_EXERCISE GOAL_
Go through the data below and gather each line containing "right".

Lines of data:

==================================================

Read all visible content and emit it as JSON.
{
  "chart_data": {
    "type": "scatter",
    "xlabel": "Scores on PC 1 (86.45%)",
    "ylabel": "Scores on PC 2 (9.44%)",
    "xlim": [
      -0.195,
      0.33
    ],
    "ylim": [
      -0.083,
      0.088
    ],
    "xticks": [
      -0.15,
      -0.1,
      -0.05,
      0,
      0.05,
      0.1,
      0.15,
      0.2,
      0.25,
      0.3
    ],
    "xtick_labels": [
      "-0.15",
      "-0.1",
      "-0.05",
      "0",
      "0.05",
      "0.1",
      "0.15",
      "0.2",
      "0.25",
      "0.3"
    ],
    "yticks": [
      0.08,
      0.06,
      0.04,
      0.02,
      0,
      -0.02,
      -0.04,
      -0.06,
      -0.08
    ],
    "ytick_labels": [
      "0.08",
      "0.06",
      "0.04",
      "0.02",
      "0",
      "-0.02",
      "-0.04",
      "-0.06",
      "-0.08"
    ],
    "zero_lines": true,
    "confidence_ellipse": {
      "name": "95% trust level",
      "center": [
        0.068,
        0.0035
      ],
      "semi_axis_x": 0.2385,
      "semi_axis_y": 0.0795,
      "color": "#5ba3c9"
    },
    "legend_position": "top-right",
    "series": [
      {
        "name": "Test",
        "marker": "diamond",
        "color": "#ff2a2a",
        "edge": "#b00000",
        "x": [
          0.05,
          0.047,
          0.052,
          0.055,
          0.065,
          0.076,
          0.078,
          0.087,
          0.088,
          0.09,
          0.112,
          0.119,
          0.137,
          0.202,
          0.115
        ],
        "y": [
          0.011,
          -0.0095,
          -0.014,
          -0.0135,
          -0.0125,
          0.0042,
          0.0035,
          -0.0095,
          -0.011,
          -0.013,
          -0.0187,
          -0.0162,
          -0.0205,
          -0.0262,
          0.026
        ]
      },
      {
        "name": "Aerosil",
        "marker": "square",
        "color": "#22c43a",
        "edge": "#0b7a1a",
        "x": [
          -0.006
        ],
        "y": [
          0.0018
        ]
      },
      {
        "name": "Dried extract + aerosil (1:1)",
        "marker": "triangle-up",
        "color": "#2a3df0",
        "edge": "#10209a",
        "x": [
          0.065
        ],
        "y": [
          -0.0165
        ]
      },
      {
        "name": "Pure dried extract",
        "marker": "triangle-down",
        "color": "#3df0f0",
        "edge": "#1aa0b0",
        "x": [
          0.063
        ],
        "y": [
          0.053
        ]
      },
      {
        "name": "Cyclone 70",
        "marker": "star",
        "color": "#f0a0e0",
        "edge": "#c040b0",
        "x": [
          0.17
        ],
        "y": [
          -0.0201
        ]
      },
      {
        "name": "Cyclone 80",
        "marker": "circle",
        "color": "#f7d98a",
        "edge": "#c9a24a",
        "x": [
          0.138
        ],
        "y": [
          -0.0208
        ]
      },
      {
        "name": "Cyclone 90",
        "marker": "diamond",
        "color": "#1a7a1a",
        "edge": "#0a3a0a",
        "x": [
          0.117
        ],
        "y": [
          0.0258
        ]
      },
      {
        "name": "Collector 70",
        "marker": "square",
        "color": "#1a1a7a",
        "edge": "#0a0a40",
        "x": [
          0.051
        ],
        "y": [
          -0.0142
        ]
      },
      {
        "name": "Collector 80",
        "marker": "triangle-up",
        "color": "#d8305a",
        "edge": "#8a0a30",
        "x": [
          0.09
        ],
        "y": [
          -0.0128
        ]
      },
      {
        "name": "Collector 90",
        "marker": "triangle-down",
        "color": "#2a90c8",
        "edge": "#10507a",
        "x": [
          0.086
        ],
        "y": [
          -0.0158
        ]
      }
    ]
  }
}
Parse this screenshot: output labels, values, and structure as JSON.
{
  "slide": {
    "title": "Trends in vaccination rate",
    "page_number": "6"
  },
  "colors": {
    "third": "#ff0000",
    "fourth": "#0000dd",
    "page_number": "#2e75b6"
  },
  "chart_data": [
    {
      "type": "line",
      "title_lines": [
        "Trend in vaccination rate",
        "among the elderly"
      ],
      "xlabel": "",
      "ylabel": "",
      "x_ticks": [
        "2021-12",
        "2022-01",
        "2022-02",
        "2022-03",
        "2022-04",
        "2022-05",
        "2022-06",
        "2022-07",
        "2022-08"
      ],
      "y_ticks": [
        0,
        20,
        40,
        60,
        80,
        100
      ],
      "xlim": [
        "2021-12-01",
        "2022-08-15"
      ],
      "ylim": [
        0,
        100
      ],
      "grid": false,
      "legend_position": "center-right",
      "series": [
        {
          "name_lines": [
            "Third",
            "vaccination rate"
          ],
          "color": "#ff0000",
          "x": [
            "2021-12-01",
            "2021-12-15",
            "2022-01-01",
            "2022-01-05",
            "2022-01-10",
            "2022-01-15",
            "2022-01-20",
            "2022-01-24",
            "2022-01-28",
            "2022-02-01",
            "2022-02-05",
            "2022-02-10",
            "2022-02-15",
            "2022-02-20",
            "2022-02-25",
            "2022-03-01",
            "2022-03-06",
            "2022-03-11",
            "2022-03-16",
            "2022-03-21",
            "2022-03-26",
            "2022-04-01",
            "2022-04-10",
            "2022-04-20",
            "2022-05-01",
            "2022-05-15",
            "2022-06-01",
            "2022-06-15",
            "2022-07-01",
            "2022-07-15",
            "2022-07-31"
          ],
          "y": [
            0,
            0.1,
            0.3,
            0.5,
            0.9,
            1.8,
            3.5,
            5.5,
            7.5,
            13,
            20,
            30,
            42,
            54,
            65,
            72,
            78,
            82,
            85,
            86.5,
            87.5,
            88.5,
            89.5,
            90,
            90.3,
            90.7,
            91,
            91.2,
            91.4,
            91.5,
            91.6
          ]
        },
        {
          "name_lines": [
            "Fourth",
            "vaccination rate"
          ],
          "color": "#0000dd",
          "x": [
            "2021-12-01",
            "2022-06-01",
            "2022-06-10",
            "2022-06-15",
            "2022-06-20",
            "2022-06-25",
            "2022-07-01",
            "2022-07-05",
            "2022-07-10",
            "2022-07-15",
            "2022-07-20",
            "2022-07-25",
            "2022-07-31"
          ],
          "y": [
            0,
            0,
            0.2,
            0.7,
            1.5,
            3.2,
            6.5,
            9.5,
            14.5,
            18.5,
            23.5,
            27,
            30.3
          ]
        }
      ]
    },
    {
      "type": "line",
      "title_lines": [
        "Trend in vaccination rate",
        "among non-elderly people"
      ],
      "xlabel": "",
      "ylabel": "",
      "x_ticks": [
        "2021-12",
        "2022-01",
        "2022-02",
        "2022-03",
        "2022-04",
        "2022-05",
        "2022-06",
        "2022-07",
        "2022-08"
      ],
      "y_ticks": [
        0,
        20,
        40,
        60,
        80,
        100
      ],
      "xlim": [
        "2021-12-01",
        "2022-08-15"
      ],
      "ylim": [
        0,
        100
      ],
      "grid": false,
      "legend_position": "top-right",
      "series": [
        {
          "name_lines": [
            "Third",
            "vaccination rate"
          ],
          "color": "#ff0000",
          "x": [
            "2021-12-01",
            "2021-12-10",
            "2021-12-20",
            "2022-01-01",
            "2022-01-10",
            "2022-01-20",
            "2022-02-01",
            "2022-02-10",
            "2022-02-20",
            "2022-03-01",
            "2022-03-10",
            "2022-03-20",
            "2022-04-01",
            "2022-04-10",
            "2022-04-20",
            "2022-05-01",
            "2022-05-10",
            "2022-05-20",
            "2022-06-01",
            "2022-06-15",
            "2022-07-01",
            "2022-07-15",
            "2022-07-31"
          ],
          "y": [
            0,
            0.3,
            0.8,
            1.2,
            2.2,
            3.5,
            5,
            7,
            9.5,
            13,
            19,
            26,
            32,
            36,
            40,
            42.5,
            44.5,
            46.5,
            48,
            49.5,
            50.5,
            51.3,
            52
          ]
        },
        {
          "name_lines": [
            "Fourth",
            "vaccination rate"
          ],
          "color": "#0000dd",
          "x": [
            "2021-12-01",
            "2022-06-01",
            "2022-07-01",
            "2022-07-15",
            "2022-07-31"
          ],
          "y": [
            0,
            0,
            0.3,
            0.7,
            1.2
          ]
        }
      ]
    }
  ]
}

==================================================

_WORKED SOLUTION_
    "legend_position": "top-right",
      "legend_position": "center-right",
      "legend_position": "top-right",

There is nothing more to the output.